The entries that follow need to be returned without any alteration.

- Opening Delimiter -

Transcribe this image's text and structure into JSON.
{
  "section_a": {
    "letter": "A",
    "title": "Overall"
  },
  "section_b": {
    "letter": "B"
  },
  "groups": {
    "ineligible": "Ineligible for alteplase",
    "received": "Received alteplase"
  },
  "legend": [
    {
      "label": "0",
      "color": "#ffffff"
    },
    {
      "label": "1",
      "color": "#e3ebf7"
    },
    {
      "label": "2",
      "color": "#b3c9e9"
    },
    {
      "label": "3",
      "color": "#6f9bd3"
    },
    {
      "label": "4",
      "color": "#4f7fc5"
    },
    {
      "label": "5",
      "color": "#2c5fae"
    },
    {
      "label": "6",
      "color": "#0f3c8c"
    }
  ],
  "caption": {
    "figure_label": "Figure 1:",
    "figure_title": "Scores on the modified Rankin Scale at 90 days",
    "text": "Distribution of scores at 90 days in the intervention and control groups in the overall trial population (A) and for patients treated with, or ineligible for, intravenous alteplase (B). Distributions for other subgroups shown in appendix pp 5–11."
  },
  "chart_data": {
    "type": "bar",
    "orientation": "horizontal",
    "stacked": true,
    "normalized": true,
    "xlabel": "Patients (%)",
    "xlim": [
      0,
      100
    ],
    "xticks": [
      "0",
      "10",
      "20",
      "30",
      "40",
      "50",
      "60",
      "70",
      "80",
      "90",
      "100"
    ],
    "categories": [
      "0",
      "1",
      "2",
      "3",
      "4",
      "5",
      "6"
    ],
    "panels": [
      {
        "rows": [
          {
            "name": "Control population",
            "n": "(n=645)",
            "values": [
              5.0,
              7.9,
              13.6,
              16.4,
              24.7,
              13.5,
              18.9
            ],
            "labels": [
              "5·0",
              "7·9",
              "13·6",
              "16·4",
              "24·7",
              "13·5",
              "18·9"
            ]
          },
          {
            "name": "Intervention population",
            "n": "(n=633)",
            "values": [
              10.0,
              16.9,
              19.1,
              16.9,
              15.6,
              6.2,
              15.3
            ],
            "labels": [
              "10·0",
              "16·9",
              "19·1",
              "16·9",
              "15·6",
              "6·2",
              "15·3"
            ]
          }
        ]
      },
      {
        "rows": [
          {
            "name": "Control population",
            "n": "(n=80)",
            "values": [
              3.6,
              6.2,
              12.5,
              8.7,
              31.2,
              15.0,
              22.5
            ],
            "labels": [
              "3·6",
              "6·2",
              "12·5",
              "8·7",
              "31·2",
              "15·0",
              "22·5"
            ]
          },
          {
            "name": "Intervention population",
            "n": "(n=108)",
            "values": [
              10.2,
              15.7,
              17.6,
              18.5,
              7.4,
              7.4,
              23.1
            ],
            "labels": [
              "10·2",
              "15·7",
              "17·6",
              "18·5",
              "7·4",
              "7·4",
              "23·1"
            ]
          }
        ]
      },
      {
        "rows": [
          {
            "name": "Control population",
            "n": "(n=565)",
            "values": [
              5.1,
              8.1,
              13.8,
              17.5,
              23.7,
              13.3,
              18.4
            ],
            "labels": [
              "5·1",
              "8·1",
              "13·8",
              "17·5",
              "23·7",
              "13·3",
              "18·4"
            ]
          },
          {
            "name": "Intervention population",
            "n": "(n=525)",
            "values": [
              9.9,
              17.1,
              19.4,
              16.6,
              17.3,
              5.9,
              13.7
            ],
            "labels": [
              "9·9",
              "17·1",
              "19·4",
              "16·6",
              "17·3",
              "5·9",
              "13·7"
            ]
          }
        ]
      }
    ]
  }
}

- Closing Delimiter -

## Finished task
Transcribe this image's text and structure into JSON.
{
  "section_a": {
    "letter": "A",
    "title": "Overall"
  },
  "section_b": {
    "letter": "B"
  },
  "groups": {
    "ineligible": "Ineligible for alteplase",
    "received": "Received alteplase"
  },
  "legend": [
    {
      "label": "0",
      "color": "#ffffff"
    },
    {
      "label": "1",
      "color": "#e3ebf7"
    },
    {
      "label": "2",
      "color": "#b3c9e9"
    },
    {
      "label": "3",
      "color": "#6f9bd3"
    },
    {
      "label": "4",
      "color": "#4f7fc5"
    },
    {
      "label": "5",
      "color": "#2c5fae"
    },
    {
      "label": "6",
      "color": "#0f3c8c"
    }
  ],
  "caption": {
    "figure_label": "Figure 1:",
    "figure_title": "Scores on the modified Rankin Scale at 90 days",
    "text": "Distribution of scores at 90 days in the intervention and control groups in the overall trial population (A) and for patients treated with, or ineligible for, intravenous alteplase (B). Distributions for other subgroups shown in appendix pp 5–11."
  },
  "chart_data": {
    "type": "bar",
    "orientation": "horizontal",
    "stacked": true,
    "normalized": true,
    "xlabel": "Patients (%)",
    "xlim": [
      0,
      100
    ],
    "xticks": [
      "0",
      "10",
      "20",
      "30",
      "40",
      "50",
      "60",
      "70",
      "80",
      "90",
      "100"
    ],
    "categories": [
      "0",
      "1",
      "2",
      "3",
      "4",
      "5",
      "6"
    ],
    "panels": [
      {
        "rows": [
          {
            "name": "Control population",
            "n": "(n=645)",
            "values": [
              5.0,
              7.9,
              13.6,
              16.4,
              24.7,
              13.5,
              18.9
            ],
            "labels": [
              "5·0",
              "7·9",
              "13·6",
              "16·4",
              "24·7",
              "13·5",
              "18·9"
            ]
          },
          {
            "name": "Intervention population",
            "n": "(n=633)",
            "values": [
              10.0,
              16.9,
              19.1,
              16.9,
              15.6,
              6.2,
              15.3
            ],
            "labels": [
              "10·0",
              "16·9",
              "19·1",
              "16·9",
              "15·6",
              "6·2",
              "15·3"
            ]
          }
        ]
      },
      {
        "rows": [
          {
            "name": "Control population",
            "n": "(n=80)",
            "values": [
              3.6,
              6.2,
              12.5,
              8.7,
              31.2,
              15.0,
              22.5
            ],
            "labels": [
              "3·6",
              "6·2",
              "12·5",
              "8·7",
              "31·2",
              "15·0",
              "22·5"
            ]
          },
          {
            "name": "Intervention population",
            "n": "(n=108)",
            "values": [
              10.2,
              15.7,
              17.6,
              18.5,
              7.4,
              7.4,
              23.1
            ],
            "labels": [
              "10·2",
              "15·7",
              "17·6",
              "18·5",
              "7·4",
              "7·4",
              "23·1"
            ]
          }
        ]
      },
      {
        "rows": [
          {
            "name": "Control population",
            "n": "(n=565)",
            "values": [
              5.1,
              8.1,
              13.8,
              17.5,
              23.7,
              13.3,
              18.4
            ],
            "labels": [
              "5·1",
              "8·1",
              "13·8",
              "17·5",
              "23·7",
              "13·3",
              "18·4"
            ]
          },
          {
            "name": "Intervention population",
            "n": "(n=525)",
            "values": [
              9.9,
              17.1,
              19.4,
              16.6,
              17.3,
              5.9,
              13.7
            ],
            "labels": [
              "9·9",
              "17·1",
              "19·4",
              "16·6",
              "17·3",
              "5·9",
              "13·7"
            ]
          }
        ]
      }
    ]
  }
}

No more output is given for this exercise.